This is beautiful! The five networks refuse to meet with Obama's pay czar unless Fox News is included. HA! Take that, Mr. President!
It's one thing to be a news network like CNN or MSNBC and called "lap dog" by Fox. It's another thing entirely to be a news network like CNN and patted on the head by the administration and told "that's a good little doggie!"
Beneath the worship, the adulation, the tarnished credibility, the "leg tingle" is the broken and beaten but still living idea that the press is supposed to be a watch dog on government not its lap dog.
Many people here and elsewhere have said there will come a time when the press turns on Obama, renounces him as Messiah, and tears his administration limb from limb. Perhaps that turning point is now.
The question we should ask ourselves now is, "What would Saul Alinsky do?" Let's take a peek at the play book:
1) Keep the isolation on. The administration ain't giving up yet. Right and wrong don't matter. Power matters. Tactics change (allowing Fox on this particular interview) but the goal doesn't. Watch for "isolation" to take on a new form. Creativity is important here.
2) Make a humorus jab at Fox. They'll love you if you can poke fun at your enemies. And Obama needs a little love right now.

### WORK INSTRUCTIONS:
Please pull the passage from "This is beautiful!" to "its lap dog." out of the post about the networks and Fox News, word for word.

### DATA PROVIDED:
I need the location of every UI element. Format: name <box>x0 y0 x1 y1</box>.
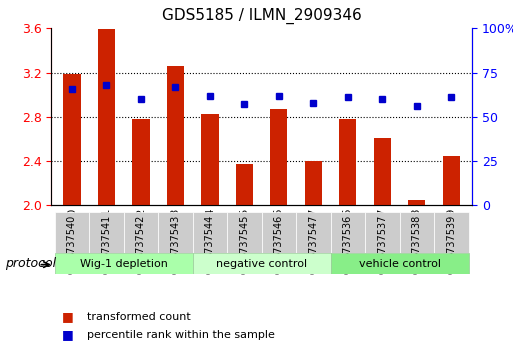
Text: GSM737536: GSM737536 <box>343 215 353 274</box>
Bar <box>236 164 253 205</box>
Title: GDS5185 / ILMN_2909346: GDS5185 / ILMN_2909346 <box>162 8 362 24</box>
Text: GSM737544: GSM737544 <box>205 215 215 274</box>
Bar <box>400 212 434 253</box>
Bar <box>296 212 330 253</box>
Bar <box>158 212 193 253</box>
Text: GSM737547: GSM737547 <box>308 215 319 274</box>
Bar <box>373 138 391 205</box>
Text: GSM737545: GSM737545 <box>240 215 249 274</box>
Text: GSM737542: GSM737542 <box>136 207 146 271</box>
Bar <box>55 212 89 253</box>
Text: GSM737541: GSM737541 <box>102 207 111 271</box>
Bar <box>443 155 460 205</box>
Text: GSM737542: GSM737542 <box>136 215 146 274</box>
Text: protocol: protocol <box>5 257 56 270</box>
Text: GSM737540: GSM737540 <box>67 207 77 271</box>
Text: GSM737543: GSM737543 <box>170 215 181 274</box>
Text: GSM737543: GSM737543 <box>170 207 181 271</box>
Bar <box>98 29 115 205</box>
Bar <box>339 119 357 205</box>
Bar <box>434 212 468 253</box>
Text: vehicle control: vehicle control <box>359 259 441 269</box>
Bar <box>408 200 425 205</box>
Bar <box>89 212 124 253</box>
Bar <box>193 212 227 253</box>
Bar <box>124 212 158 253</box>
Text: GSM737538: GSM737538 <box>412 215 422 274</box>
Bar <box>201 114 219 205</box>
Bar <box>330 212 365 253</box>
Text: negative control: negative control <box>216 259 307 269</box>
Bar <box>270 109 287 205</box>
Text: GSM737539: GSM737539 <box>446 215 456 274</box>
Text: Wig-1 depletion: Wig-1 depletion <box>80 259 168 269</box>
Text: GSM737536: GSM737536 <box>343 207 353 271</box>
Text: GSM737544: GSM737544 <box>205 207 215 271</box>
Text: GSM737539: GSM737539 <box>446 207 456 271</box>
Text: transformed count: transformed count <box>87 312 191 322</box>
Text: GSM737537: GSM737537 <box>377 215 387 274</box>
Text: GSM737537: GSM737537 <box>377 207 387 271</box>
Text: GSM737538: GSM737538 <box>412 207 422 271</box>
Text: percentile rank within the sample: percentile rank within the sample <box>87 330 275 339</box>
Text: ■: ■ <box>62 310 73 323</box>
Text: GSM737545: GSM737545 <box>240 207 249 271</box>
Text: ■: ■ <box>62 328 73 341</box>
Bar <box>262 212 296 253</box>
Text: GSM737546: GSM737546 <box>274 215 284 274</box>
Bar <box>305 161 322 205</box>
Text: GSM737540: GSM737540 <box>67 215 77 274</box>
Text: GSM737541: GSM737541 <box>102 215 111 274</box>
Bar <box>330 253 468 274</box>
Bar <box>193 253 330 274</box>
Bar <box>64 74 81 205</box>
Text: GSM737547: GSM737547 <box>308 207 319 271</box>
Bar <box>167 66 184 205</box>
Bar <box>227 212 262 253</box>
Bar <box>365 212 400 253</box>
Text: GSM737546: GSM737546 <box>274 207 284 271</box>
Bar <box>132 119 150 205</box>
Bar <box>55 253 193 274</box>
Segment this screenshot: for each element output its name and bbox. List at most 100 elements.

### FINISHED TASK:
This is beautiful! The five networks refuse to meet with Obama's pay czar unless Fox News is included. HA! Take that, Mr. President!
It's one thing to be a news network like CNN or MSNBC and called "lap dog" by Fox. It's another thing entirely to be a news network like CNN and patted on the head by the administration and told "that's a good little doggie!"
Beneath the worship, the adulation, the tarnished credibility, the "leg tingle" is the broken and beaten but still living idea that the press is supposed to be a watch dog on government not its lap dog.